**Given task:**
Output each entry exactly; skip nothing.

**Extracted data:**
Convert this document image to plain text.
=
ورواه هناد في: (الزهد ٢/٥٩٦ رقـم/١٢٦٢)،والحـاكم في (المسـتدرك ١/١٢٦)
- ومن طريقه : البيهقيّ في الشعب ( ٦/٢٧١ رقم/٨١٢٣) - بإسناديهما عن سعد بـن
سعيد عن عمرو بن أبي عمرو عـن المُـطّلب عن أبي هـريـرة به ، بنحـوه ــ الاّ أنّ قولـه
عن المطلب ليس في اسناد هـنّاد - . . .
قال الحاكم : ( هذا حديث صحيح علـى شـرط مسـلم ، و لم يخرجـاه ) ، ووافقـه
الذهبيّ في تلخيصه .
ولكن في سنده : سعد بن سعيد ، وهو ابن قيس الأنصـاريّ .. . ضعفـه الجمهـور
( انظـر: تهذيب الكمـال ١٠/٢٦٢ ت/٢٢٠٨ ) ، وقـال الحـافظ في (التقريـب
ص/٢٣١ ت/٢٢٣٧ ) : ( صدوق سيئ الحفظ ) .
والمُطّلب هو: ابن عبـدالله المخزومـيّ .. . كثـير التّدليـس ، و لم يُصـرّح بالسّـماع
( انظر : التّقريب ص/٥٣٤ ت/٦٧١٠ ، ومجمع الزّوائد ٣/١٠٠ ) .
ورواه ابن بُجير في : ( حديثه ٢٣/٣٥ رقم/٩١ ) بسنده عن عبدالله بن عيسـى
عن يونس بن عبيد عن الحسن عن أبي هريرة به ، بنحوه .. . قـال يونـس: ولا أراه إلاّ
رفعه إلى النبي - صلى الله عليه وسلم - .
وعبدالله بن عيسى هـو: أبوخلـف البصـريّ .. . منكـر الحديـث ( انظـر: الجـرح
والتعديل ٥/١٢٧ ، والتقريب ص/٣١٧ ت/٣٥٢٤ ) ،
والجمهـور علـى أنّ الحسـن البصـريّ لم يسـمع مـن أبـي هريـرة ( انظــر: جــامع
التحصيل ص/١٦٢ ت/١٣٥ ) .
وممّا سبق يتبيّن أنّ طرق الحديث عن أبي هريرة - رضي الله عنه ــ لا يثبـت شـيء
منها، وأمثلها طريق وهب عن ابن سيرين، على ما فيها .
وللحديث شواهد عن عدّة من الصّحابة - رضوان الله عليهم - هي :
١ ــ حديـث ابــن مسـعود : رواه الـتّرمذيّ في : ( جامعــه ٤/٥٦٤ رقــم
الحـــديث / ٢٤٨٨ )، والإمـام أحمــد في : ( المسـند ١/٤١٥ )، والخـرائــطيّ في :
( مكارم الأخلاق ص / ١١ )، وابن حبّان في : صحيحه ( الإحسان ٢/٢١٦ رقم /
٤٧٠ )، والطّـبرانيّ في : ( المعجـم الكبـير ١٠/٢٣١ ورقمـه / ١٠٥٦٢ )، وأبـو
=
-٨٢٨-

**Written answer:**
Convert this document image to plain text.
=
ورواه هناد في: (الزهد ٢/٥٩٦ رقـم/١٢٦٢)،والحـاكم في (المسـتدرك ١/١٢٦)
- ومن طريقه : البيهقيّ في الشعب ( ٦/٢٧١ رقم/٨١٢٣) - بإسناديهما عن سعد بـن
سعيد عن عمرو بن أبي عمرو عـن المُـطّلب عن أبي هـريـرة به ، بنحـوه ــ الاّ أنّ قولـه
عن المطلب ليس في اسناد هـنّاد - . . .
قال الحاكم : ( هذا حديث صحيح علـى شـرط مسـلم ، و لم يخرجـاه ) ، ووافقـه
الذهبيّ في تلخيصه .
ولكن في سنده : سعد بن سعيد ، وهو ابن قيس الأنصـاريّ .. . ضعفـه الجمهـور
( انظـر: تهذيب الكمـال ١٠/٢٦٢ ت/٢٢٠٨ ) ، وقـال الحـافظ في (التقريـب
ص/٢٣١ ت/٢٢٣٧ ) : ( صدوق سيئ الحفظ ) .
والمُطّلب هو: ابن عبـدالله المخزومـيّ .. . كثـير التّدليـس ، و لم يُصـرّح بالسّـماع
( انظر : التّقريب ص/٥٣٤ ت/٦٧١٠ ، ومجمع الزّوائد ٣/١٠٠ ) .
ورواه ابن بُجير في : ( حديثه ٢٣/٣٥ رقم/٩١ ) بسنده عن عبدالله بن عيسـى
عن يونس بن عبيد عن الحسن عن أبي هريرة به ، بنحوه .. . قـال يونـس: ولا أراه إلاّ
رفعه إلى النبي - صلى الله عليه وسلم - .
وعبدالله بن عيسى هـو: أبوخلـف البصـريّ .. . منكـر الحديـث ( انظـر: الجـرح
والتعديل ٥/١٢٧ ، والتقريب ص/٣١٧ ت/٣٥٢٤ ) ،
والجمهـور علـى أنّ الحسـن البصـريّ لم يسـمع مـن أبـي هريـرة ( انظــر: جــامع
التحصيل ص/١٦٢ ت/١٣٥ ) .
وممّا سبق يتبيّن أنّ طرق الحديث عن أبي هريرة - رضي الله عنه ــ لا يثبـت شـيء
منها، وأمثلها طريق وهب عن ابن سيرين، على ما فيها .
وللحديث شواهد عن عدّة من الصّحابة - رضوان الله عليهم - هي :
١ ــ حديـث ابــن مسـعود : رواه الـتّرمذيّ في : ( جامعــه ٤/٥٦٤ رقــم
الحـــديث / ٢٤٨٨ )، والإمـام أحمــد في : ( المسـند ١/٤١٥ )، والخـرائــطيّ في :
( مكارم الأخلاق ص / ١١ )، وابن حبّان في : صحيحه ( الإحسان ٢/٢١٦ رقم /
٤٧٠ )، والطّـبرانيّ في : ( المعجـم الكبـير ١٠/٢٣١ ورقمـه / ١٠٥٦٢ )، وأبـو
=
-٨٢٨-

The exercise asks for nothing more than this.